> **THE PROBLEM**:
Search the material below for the word "Number" and copy every line in which it occurs.

> **DATA EXCERPTS**:

+ + +

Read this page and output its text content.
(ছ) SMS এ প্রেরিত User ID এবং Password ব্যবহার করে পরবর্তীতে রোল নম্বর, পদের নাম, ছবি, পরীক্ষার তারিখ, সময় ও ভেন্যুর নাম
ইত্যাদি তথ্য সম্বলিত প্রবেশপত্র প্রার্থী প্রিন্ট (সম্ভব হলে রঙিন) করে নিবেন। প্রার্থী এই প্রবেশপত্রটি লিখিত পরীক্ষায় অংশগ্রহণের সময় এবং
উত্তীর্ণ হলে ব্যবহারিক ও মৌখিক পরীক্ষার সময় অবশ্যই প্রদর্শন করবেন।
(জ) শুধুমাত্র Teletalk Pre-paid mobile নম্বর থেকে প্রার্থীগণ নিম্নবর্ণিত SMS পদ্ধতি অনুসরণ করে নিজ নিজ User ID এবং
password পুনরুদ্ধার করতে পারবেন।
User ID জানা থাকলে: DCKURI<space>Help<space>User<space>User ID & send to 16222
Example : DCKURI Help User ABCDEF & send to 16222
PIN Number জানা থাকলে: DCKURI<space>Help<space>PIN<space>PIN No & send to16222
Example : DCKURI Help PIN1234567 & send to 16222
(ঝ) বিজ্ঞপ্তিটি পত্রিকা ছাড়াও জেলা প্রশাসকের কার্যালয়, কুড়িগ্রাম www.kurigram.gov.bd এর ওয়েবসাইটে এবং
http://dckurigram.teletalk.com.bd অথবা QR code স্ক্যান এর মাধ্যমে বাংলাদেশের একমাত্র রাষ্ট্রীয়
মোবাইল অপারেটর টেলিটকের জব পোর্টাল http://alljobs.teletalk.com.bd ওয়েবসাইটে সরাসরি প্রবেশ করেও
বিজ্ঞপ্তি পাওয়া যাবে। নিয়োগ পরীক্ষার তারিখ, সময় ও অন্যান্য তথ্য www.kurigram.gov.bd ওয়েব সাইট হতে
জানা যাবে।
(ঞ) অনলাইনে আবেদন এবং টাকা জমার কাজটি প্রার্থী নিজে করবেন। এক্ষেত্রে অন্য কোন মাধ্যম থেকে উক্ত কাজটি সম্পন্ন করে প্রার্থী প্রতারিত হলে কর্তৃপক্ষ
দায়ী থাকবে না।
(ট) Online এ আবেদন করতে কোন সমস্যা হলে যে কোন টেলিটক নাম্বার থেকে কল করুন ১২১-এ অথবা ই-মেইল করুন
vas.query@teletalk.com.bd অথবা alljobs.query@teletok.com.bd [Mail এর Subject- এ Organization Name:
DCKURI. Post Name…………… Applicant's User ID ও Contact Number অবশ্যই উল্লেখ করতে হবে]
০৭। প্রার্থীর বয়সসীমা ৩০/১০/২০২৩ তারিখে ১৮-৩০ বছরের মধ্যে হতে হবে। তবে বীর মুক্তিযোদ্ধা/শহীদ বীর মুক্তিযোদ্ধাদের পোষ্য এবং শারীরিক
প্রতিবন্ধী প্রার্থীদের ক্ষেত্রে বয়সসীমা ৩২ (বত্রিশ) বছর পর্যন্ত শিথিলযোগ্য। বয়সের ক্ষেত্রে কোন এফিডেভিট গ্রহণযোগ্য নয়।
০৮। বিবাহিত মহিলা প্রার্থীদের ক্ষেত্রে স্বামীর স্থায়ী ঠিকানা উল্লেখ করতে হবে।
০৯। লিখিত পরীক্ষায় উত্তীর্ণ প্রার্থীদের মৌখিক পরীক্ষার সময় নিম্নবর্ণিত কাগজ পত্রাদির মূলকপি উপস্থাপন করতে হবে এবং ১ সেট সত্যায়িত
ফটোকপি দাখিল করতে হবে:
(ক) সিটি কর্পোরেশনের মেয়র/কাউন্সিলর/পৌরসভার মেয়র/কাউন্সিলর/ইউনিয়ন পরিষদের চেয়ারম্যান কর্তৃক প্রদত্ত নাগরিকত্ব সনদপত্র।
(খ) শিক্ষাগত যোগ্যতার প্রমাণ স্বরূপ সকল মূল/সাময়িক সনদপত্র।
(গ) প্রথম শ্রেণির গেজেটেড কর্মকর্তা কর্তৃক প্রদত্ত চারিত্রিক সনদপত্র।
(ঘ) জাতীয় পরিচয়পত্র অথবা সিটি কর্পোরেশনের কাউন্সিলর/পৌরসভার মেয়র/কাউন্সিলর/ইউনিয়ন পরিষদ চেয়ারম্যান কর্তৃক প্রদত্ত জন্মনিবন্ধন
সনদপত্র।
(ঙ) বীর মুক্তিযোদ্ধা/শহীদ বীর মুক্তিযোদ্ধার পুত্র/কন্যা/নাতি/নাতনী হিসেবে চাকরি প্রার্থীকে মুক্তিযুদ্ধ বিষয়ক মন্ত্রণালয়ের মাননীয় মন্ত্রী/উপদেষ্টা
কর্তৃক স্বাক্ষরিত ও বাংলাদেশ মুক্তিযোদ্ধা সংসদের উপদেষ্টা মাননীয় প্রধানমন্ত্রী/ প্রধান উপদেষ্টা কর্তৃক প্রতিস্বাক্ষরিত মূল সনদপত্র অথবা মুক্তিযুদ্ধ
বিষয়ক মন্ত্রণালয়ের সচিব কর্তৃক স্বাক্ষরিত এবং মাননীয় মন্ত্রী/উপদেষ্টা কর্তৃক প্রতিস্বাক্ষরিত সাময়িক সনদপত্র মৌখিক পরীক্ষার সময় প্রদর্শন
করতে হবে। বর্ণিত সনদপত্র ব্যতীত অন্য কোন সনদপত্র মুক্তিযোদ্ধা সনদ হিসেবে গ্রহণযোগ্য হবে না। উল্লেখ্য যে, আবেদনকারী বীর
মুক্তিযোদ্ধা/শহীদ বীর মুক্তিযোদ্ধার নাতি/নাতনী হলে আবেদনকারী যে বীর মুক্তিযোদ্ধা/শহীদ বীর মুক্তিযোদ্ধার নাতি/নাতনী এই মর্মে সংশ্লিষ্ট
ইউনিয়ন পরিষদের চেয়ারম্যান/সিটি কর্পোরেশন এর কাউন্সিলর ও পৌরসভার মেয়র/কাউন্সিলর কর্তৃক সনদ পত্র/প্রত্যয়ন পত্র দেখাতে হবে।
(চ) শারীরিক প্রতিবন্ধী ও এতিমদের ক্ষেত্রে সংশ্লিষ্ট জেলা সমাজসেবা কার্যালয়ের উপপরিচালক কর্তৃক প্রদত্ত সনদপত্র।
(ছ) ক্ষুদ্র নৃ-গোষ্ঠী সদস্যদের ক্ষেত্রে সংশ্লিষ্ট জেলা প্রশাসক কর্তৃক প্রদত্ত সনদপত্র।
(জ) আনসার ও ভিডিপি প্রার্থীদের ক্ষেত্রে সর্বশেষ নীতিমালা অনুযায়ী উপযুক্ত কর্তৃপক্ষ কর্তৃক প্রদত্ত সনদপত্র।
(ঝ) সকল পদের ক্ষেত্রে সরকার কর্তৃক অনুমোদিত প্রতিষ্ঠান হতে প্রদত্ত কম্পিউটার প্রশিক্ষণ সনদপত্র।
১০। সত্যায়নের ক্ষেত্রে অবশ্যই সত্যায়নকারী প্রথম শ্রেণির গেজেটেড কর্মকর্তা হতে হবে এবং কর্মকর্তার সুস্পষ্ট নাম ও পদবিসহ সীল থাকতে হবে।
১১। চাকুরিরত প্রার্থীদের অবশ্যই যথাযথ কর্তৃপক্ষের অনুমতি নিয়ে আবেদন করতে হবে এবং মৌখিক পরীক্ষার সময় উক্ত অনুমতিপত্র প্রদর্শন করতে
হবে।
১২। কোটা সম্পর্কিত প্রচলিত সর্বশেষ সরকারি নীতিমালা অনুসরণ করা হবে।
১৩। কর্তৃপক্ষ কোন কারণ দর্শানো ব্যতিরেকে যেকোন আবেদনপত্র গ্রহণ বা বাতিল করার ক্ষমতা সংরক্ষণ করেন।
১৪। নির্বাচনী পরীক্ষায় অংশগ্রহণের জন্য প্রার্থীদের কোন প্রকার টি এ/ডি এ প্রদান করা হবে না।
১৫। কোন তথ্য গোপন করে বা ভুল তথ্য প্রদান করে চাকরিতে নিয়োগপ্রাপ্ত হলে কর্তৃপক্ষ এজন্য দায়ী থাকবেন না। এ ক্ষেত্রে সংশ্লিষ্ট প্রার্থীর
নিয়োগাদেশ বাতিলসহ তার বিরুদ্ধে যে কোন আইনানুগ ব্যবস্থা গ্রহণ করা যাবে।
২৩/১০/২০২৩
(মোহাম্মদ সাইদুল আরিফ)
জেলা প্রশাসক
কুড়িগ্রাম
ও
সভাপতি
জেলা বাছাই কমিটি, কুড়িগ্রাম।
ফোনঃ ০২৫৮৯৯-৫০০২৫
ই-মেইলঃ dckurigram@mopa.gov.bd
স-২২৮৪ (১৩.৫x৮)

+ + +

> **SOLUTION**:
PIN Number জানা থাকলে: DCKURI<space>Help<space>PIN<space>PIN No & send to16222
DCKURI. Post Name…………… Applicant's User ID ও Contact Number অবশ্যই উল্লেখ করতে হবে]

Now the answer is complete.